→ **Work to be completed**: Please transcribe the listing below in full and word for word, without its pictures.

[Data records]
--

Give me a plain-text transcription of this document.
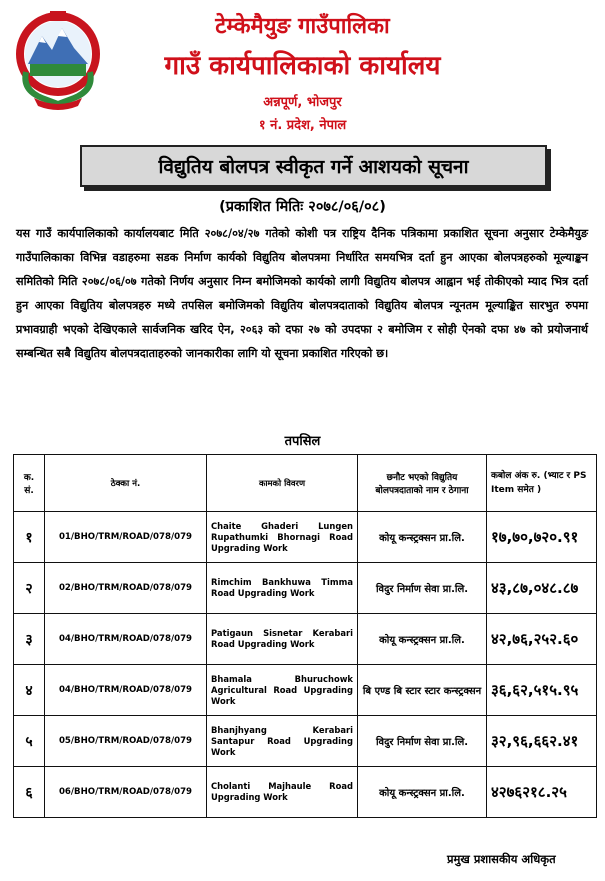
टेम्केमैयुङ गाउँपालिका
गाउँ कार्यपालिकाको कार्यालय
अन्नपूर्ण, भोजपुर
१ नं. प्रदेश, नेपाल
विद्युतिय बोलपत्र स्वीकृत गर्ने आशयको सूचना
(प्रकाशित मितिः २०७८/०६/०८)
यस गाउँ कार्यपालिकाको कार्यालयबाट मिति २०७८/०४/२७ गतेको कोशी पत्र राष्ट्रिय दैनिक पत्रिकामा प्रकाशित सूचना अनुसार टेम्केमैयुङ गाउँपालिकाका विभिन्न वडाहरुमा सडक निर्माण कार्यको विद्युतिय बोलपत्रमा निर्धारित समयभित्र दर्ता हुन आएका बोलपत्रहरुको मूल्याङ्कन समितिको मिति २०७८/०६/०७ गतेको निर्णय अनुसार निम्न बमोजिमको कार्यको लागी विद्युतिय बोलपत्र आह्वान भई तोकीएको म्याद भित्र दर्ता हुन आएका विद्युतिय बोलपत्रहरु मध्ये तपसिल बमोजिमको विद्युतिय बोलपत्रदाताको विद्युतिय बोलपत्र न्यूनतम मूल्याङ्कित सारभुत रुपमा प्रभावग्राही भएको देखिएकाले सार्वजनिक खरिद ऐन, २०६३ को दफा २७ को उपदफा २ बमोजिम र सोही ऐनको दफा ४७ को प्रयोजनार्थ सम्बन्धित सबै विद्युतिय बोलपत्रदाताहरुको जानकारीका लागि यो सूचना प्रकाशित गरिएको छ।
तपसिल
क. सं.	ठेक्का नं.	कामको विवरण	छनौट भएको विद्युतिय बोलपत्रदाताको नाम र ठेगाना	कबोल अंक रु. (भ्याट र PS Item समेत )
१	01/BHO/TRM/ROAD/078/079	Chaite Ghaderi Lungen Rupathumki Bhornagi Road Upgrading Work	कोयू कन्स्ट्रक्सन प्रा.लि.	१७,७०,७२०.९१
२	02/BHO/TRM/ROAD/078/079	Rimchim Bankhuwa Timma Road Upgrading Work	विदुर निर्माण सेवा प्रा.लि.	४३,८७,०४८.८७
३	04/BHO/TRM/ROAD/078/079	Patigaun Sisnetar Kerabari Road Upgrading Work	कोयू कन्स्ट्रक्सन प्रा.लि.	४२,७६,२५२.६०
४	04/BHO/TRM/ROAD/078/079	Bhamala Bhuruchowk Agricultural Road Upgrading Work	बि एण्ड बि स्टार स्टार कन्स्ट्रक्सन	३६,६२,५१५.९५
५	05/BHO/TRM/ROAD/078/079	Bhanjhyang Kerabari Santapur Road Upgrading Work	विदुर निर्माण सेवा प्रा.लि.	३२,९६,६६२.४१
६	06/BHO/TRM/ROAD/078/079	Cholanti Majhaule Road Upgrading Work	कोयू कन्स्ट्रक्सन प्रा.लि.	४२७६२१८.२५
प्रमुख प्रशासकीय अधिकृत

--

→ **Reply**:
Give me a plain-text transcription of this document.
टेम्केमैयुङ गाउँपालिका
गाउँ कार्यपालिकाको कार्यालय
अन्नपूर्ण, भोजपुर
१ नं. प्रदेश, नेपाल
विद्युतिय बोलपत्र स्वीकृत गर्ने आशयको सूचना
(प्रकाशित मितिः २०७८/०६/०८)
यस गाउँ कार्यपालिकाको कार्यालयबाट मिति २०७८/०४/२७ गतेको कोशी पत्र राष्ट्रिय दैनिक पत्रिकामा प्रकाशित सूचना अनुसार टेम्केमैयुङ गाउँपालिकाका विभिन्न वडाहरुमा सडक निर्माण कार्यको विद्युतिय बोलपत्रमा निर्धारित समयभित्र दर्ता हुन आएका बोलपत्रहरुको मूल्याङ्कन समितिको मिति २०७८/०६/०७ गतेको निर्णय अनुसार निम्न बमोजिमको कार्यको लागी विद्युतिय बोलपत्र आह्वान भई तोकीएको म्याद भित्र दर्ता हुन आएका विद्युतिय बोलपत्रहरु मध्ये तपसिल बमोजिमको विद्युतिय बोलपत्रदाताको विद्युतिय बोलपत्र न्यूनतम मूल्याङ्कित सारभुत रुपमा प्रभावग्राही भएको देखिएकाले सार्वजनिक खरिद ऐन, २०६३ को दफा २७ को उपदफा २ बमोजिम र सोही ऐनको दफा ४७ को प्रयोजनार्थ सम्बन्धित सबै विद्युतिय बोलपत्रदाताहरुको जानकारीका लागि यो सूचना प्रकाशित गरिएको छ।
तपसिल
क. सं.	ठेक्का नं.	कामको विवरण	छनौट भएको विद्युतिय बोलपत्रदाताको नाम र ठेगाना	कबोल अंक रु. (भ्याट र PS Item समेत )
१	01/BHO/TRM/ROAD/078/079	Chaite Ghaderi Lungen Rupathumki Bhornagi Road Upgrading Work	कोयू कन्स्ट्रक्सन प्रा.लि.	१७,७०,७२०.९१
२	02/BHO/TRM/ROAD/078/079	Rimchim Bankhuwa Timma Road Upgrading Work	विदुर निर्माण सेवा प्रा.लि.	४३,८७,०४८.८७
३	04/BHO/TRM/ROAD/078/079	Patigaun Sisnetar Kerabari Road Upgrading Work	कोयू कन्स्ट्रक्सन प्रा.लि.	४२,७६,२५२.६०
४	04/BHO/TRM/ROAD/078/079	Bhamala Bhuruchowk Agricultural Road Upgrading Work	बि एण्ड बि स्टार स्टार कन्स्ट्रक्सन	३६,६२,५१५.९५
५	05/BHO/TRM/ROAD/078/079	Bhanjhyang Kerabari Santapur Road Upgrading Work	विदुर निर्माण सेवा प्रा.लि.	३२,९६,६६२.४१
६	06/BHO/TRM/ROAD/078/079	Cholanti Majhaule Road Upgrading Work	कोयू कन्स्ट्रक्सन प्रा.लि.	४२७६२१८.२५
प्रमुख प्रशासकीय अधिकृत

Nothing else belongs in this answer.